DIRECTIONS
List the lines of this listing that hold the word "deselve".

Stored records
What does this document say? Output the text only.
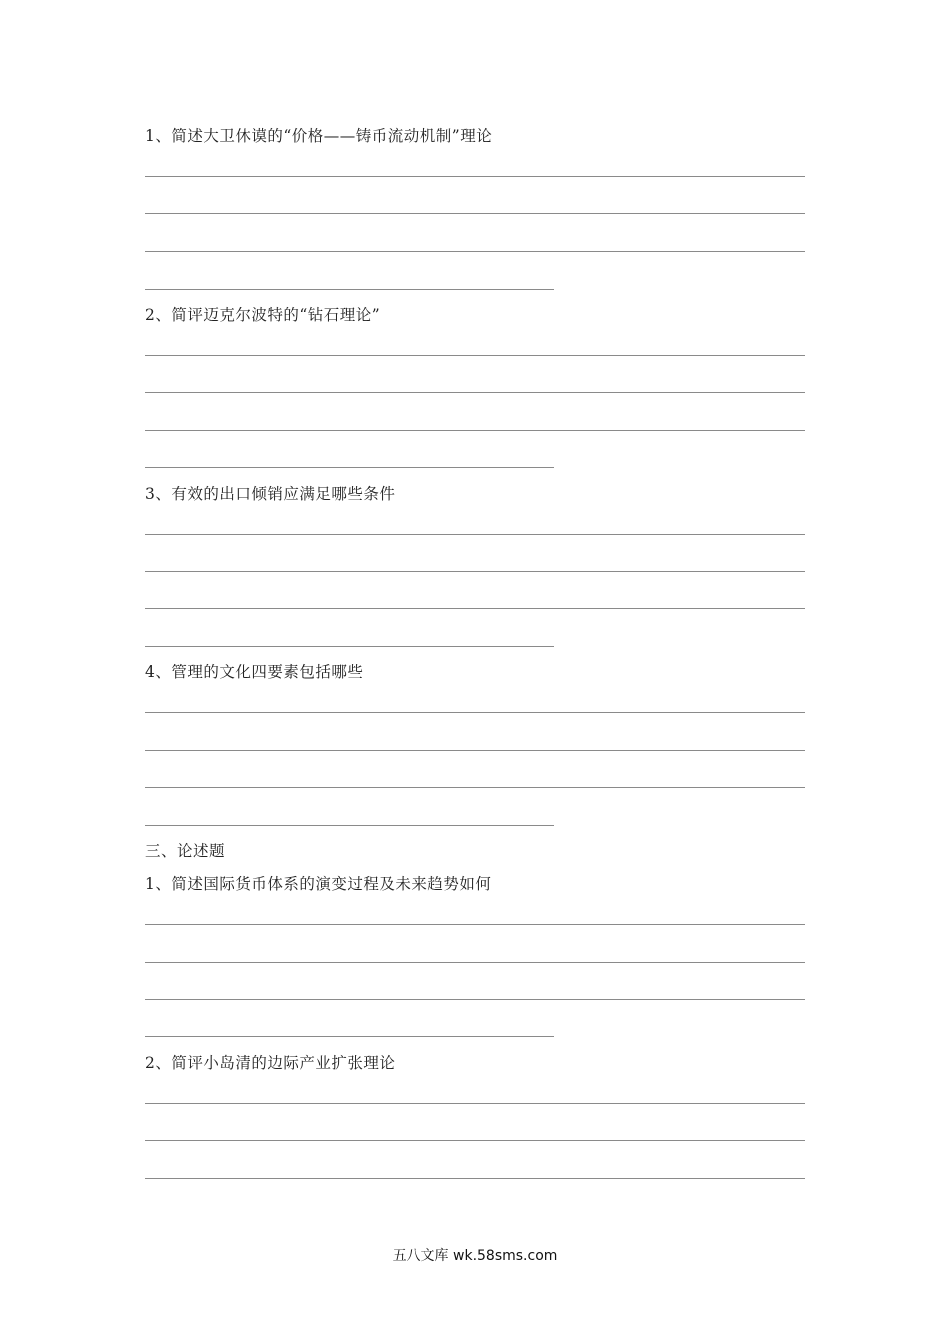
1、简述大卫休谟的“价格——铸币流动机制”理论
2、简评迈克尔波特的“钻石理论”
3、有效的出口倾销应满足哪些条件
4、管理的文化四要素包括哪些
三、论述题
1、简述国际货币体系的演变过程及未来趋势如何
2、简评小岛清的边际产业扩张理论
五八文库 wk.58sms.com
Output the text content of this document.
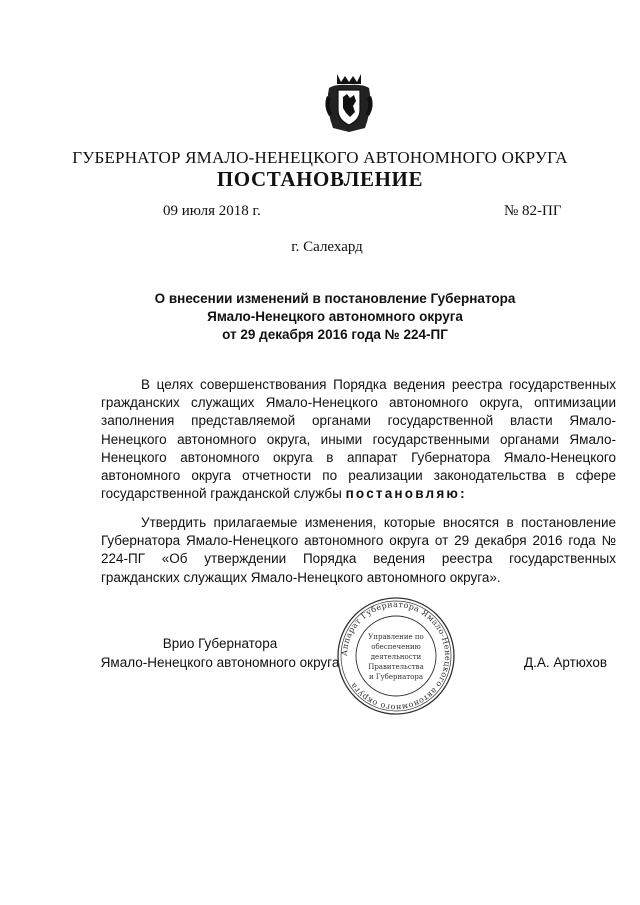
ГУБЕРНАТОР ЯМАЛО-НЕНЕЦКОГО АВТОНОМНОГО ОКРУГА
ПОСТАНОВЛЕНИЕ
09 июля 2018 г.	№ 82-ПГ
г. Салехард
О внесении изменений в постановление Губернатора
Ямало-Ненецкого автономного округа
от 29 декабря 2016 года № 224-ПГ

В целях совершенствования Порядка ведения реестра государственных гражданских служащих Ямало-Ненецкого автономного округа, оптимизации заполнения представляемой органами государственной власти Ямало-Ненецкого автономного округа, иными государственными органами Ямало-Ненецкого автономного округа в аппарат Губернатора Ямало-Ненецкого автономного округа отчетности по реализации законодательства в сфере государственной гражданской службы постановляю:

Утвердить прилагаемые изменения, которые вносятся в постановление Губернатора Ямало-Ненецкого автономного округа от 29 декабря 2016 года № 224-ПГ «Об утверждении Порядка ведения реестра государственных гражданских служащих Ямало-Ненецкого автономного округа».

Врио Губернатора
Ямало-Ненецкого автономного округа
Аппарат Губернатора Ямало-Ненецкого автономного округа
Управление по
обеспечению
деятельности
Правительства
и Губернатора
Д.А. Артюхов
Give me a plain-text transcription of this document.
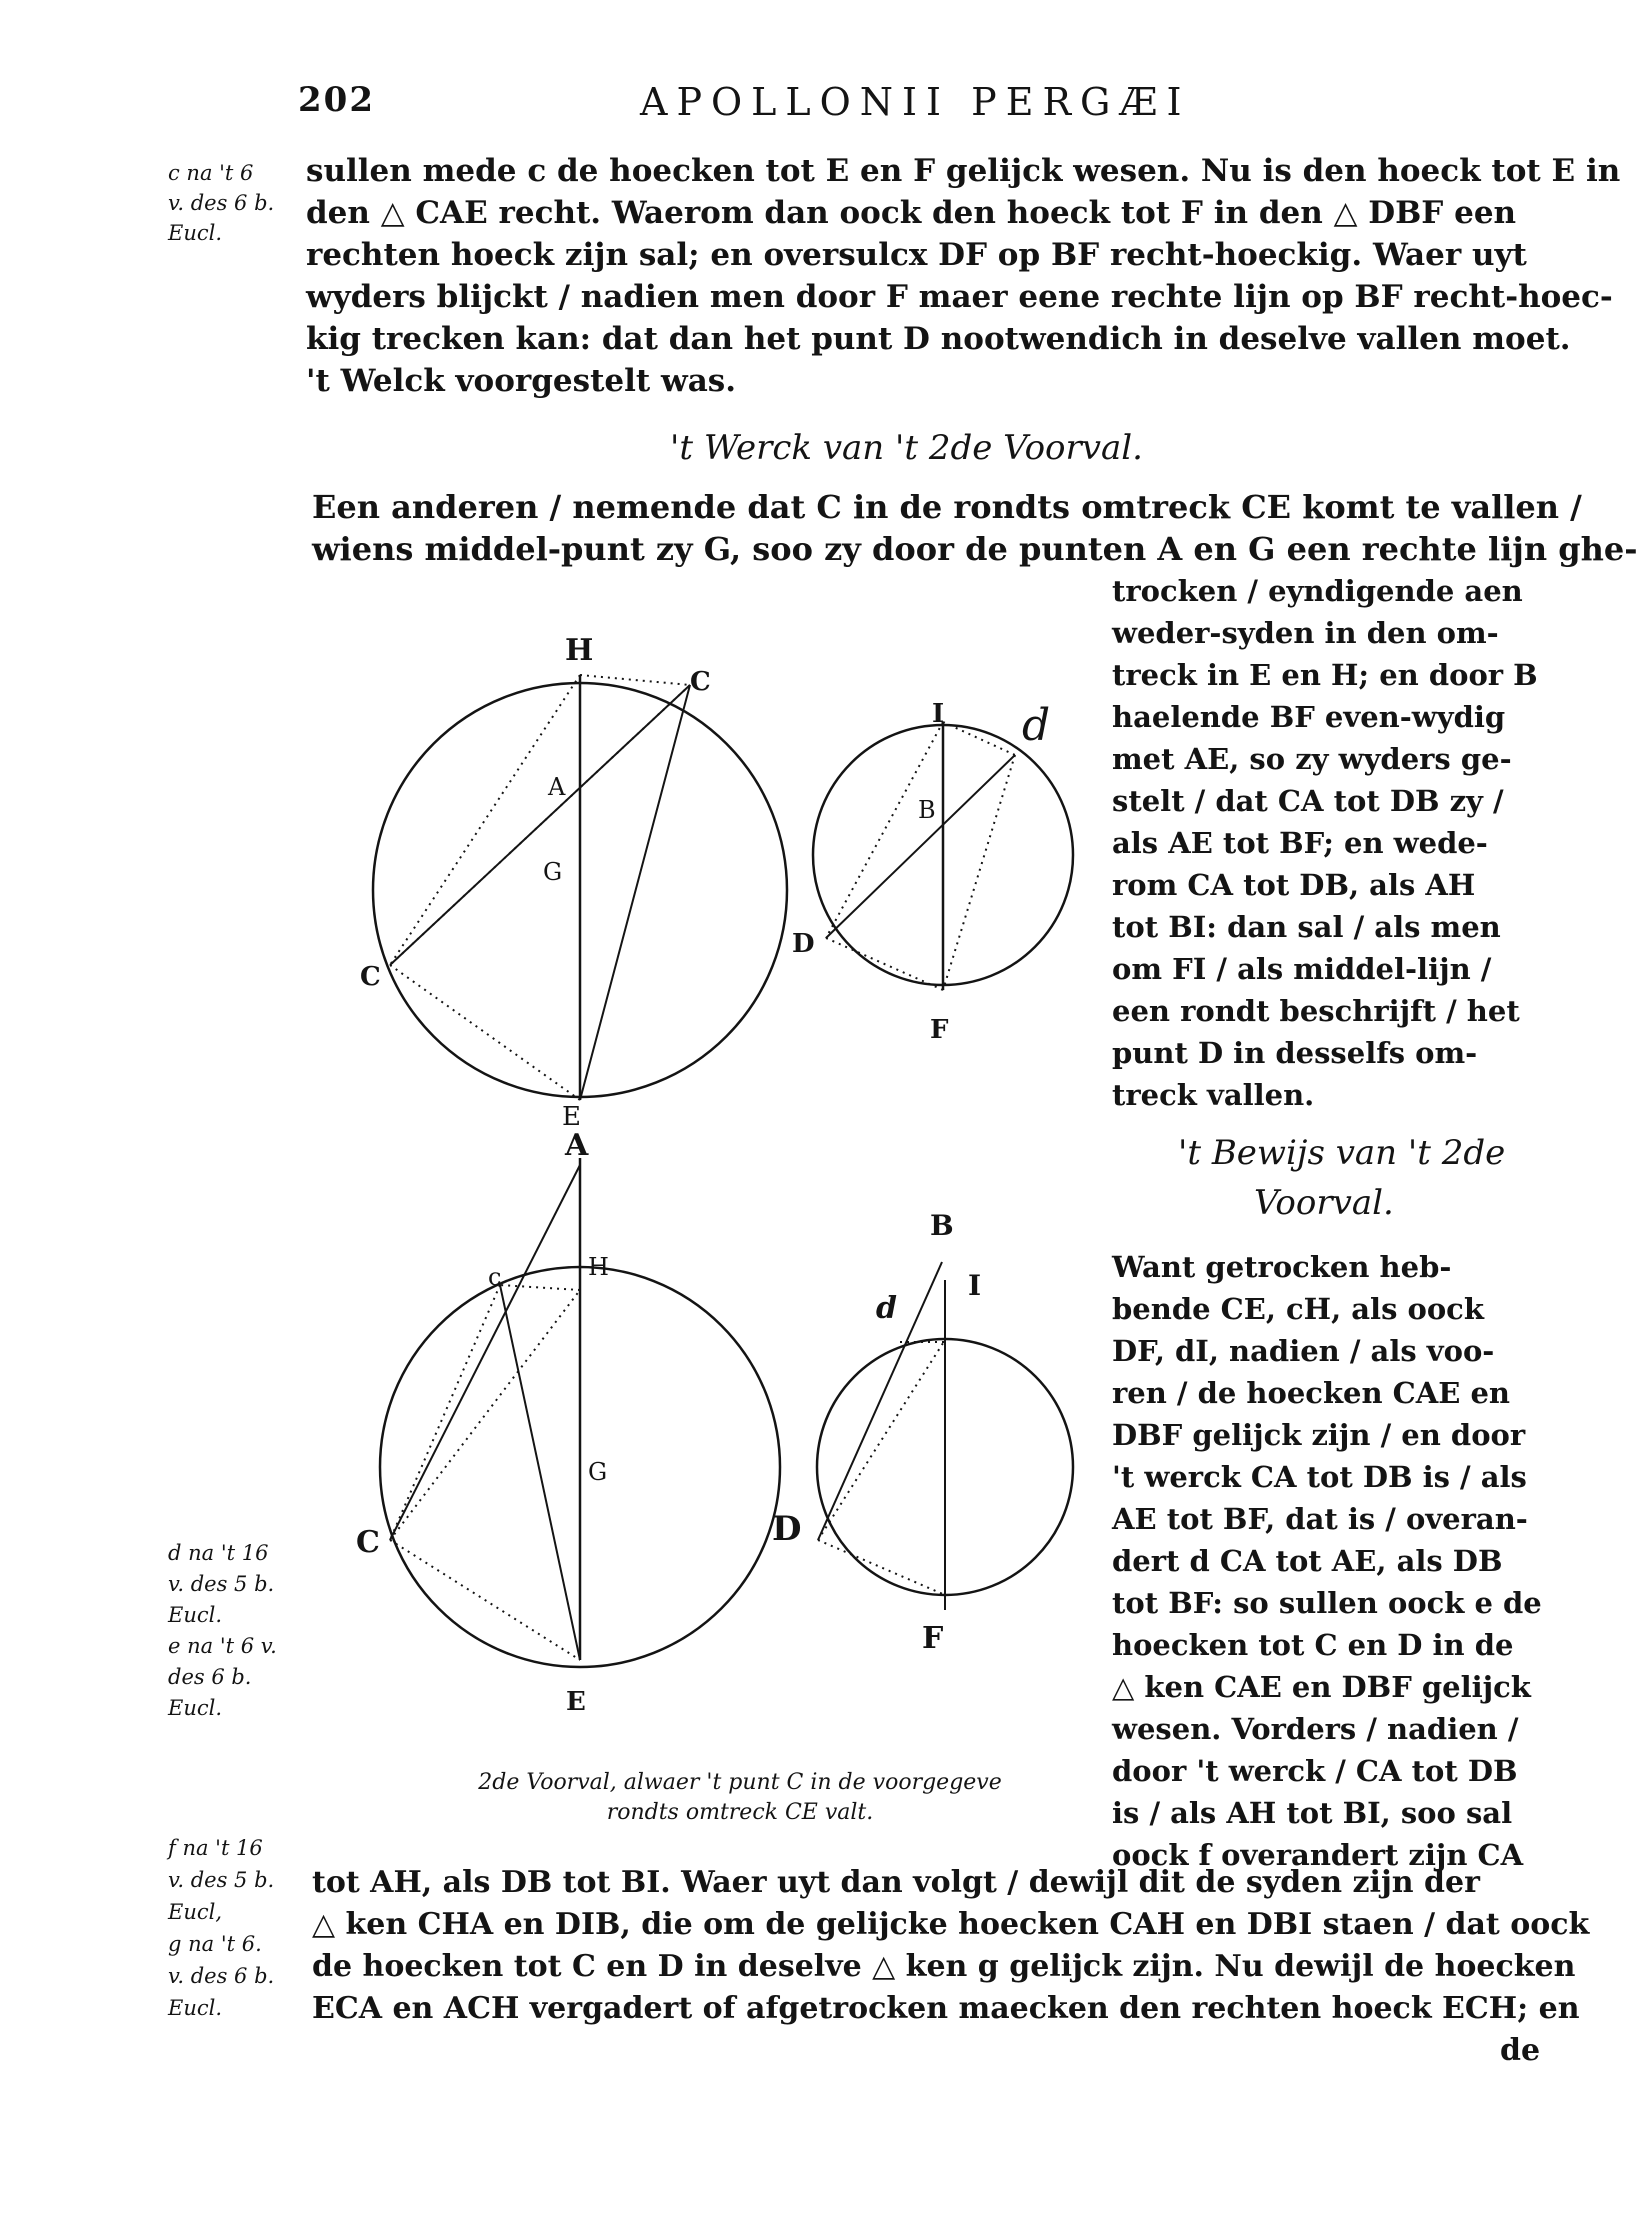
202	APOLLONII PERGÆI
c na 't 6
v. des 6 b.
Eucl.
d na 't 16
v. des 5 b.
Eucl.
e na 't 6 v.
des 6 b.
Eucl.
f na 't 16
v. des 5 b.
Eucl,
g na 't 6.
v. des 6 b.
Eucl.
sullen mede c de hoecken tot E en F gelijck wesen. Nu is den hoeck tot E in
den △ CAE recht. Waerom dan oock den hoeck tot F in den △ DBF een
rechten hoeck zijn sal; en oversulcx DF op BF recht-hoeckig. Waer uyt
wyders blijckt / nadien men door F maer eene rechte lijn op BF recht-hoec-
kig trecken kan: dat dan het punt D nootwendich in deselve vallen moet.
't Welck voorgestelt was.
't Werck van 't 2de Voorval.
Een anderen / nemende dat C in de rondts omtreck CE komt te vallen /
wiens middel-punt zy G, soo zy door de punten A en G een rechte lijn ghe-
trocken / eyndigende aen
weder-syden in den om-
treck in E en H; en door B
haelende BF even-wydig
met AE, so zy wyders ge-
stelt / dat CA tot DB zy /
als AE tot BF; en wede-
rom CA tot DB, als AH
tot BI: dan sal / als men
om FI / als middel-lijn /
een rondt beschrijft / het
punt D in desselfs om-
treck vallen.
't Bewijs van 't 2de
Voorval.
Want getrocken heb-
bende CE, cH, als oock
DF, dI, nadien / als voo-
ren / de hoecken CAE en
DBF gelijck zijn / en door
't werck CA tot DB is / als
AE tot BF, dat is / overan-
dert d CA tot AE, als DB
tot BF: so sullen oock e de
hoecken tot C en D in de
△ ken CAE en DBF gelijck
wesen. Vorders / nadien /
door 't werck / CA tot DB
is / als AH tot BI, soo sal
oock f overandert zijn CA
2de Voorval, alwaer 't punt C in de voorgegeve
rondts omtreck CE valt.
tot AH, als DB tot BI. Waer uyt dan volgt / dewijl dit de syden zijn der
△ ken CHA en DIB, die om de gelijcke hoecken CAH en DBI staen / dat oock
de hoecken tot C en D in deselve △ ken g gelijck zijn. Nu dewijl de hoecken
ECA en ACH vergadert of afgetrocken maecken den rechten hoeck ECH; en
de
H
C
A
G
C
E
I d
B
D
F
A
c	H
G
C
E
B
d
I
D
F
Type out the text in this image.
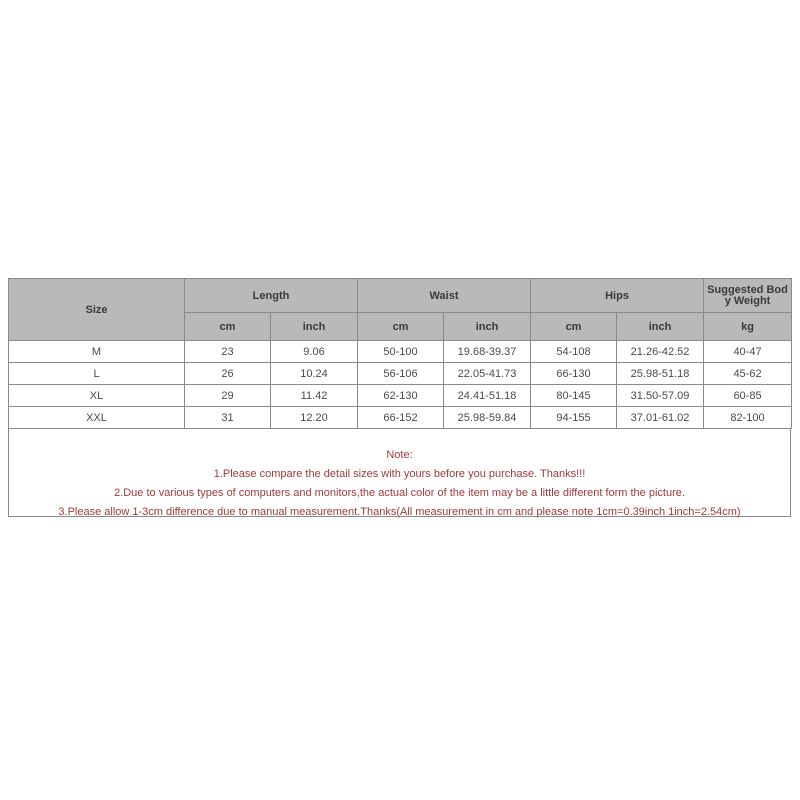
Size	Length		Waist		Hips		Suggested Body Weight
	cm	inch	cm	inch	cm	inch	kg
M	23	9.06	50-100	19.68-39.37	54-108	21.26-42.52	40-47
L	26	10.24	56-106	22.05-41.73	66-130	25.98-51.18	45-62
XL	29	11.42	62-130	24.41-51.18	80-145	31.50-57.09	60-85
XXL	31	12.20	66-152	25.98-59.84	94-155	37.01-61.02	82-100
Note:
1.Please compare the detail sizes with yours before you purchase. Thanks!!!
2.Due to various types of computers and monitors,the actual color of the item may be a little different form the picture.
3.Please allow 1-3cm difference due to manual measurement.Thanks(All measurement in cm and please note 1cm=0.39inch 1inch=2.54cm)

RESULT
kig trecken kan: dat dan het punt D nootwendich in deselve vallen moet.
de hoecken tot C en D in deselve △ ken g gelijck zijn. Nu dewijl de hoecken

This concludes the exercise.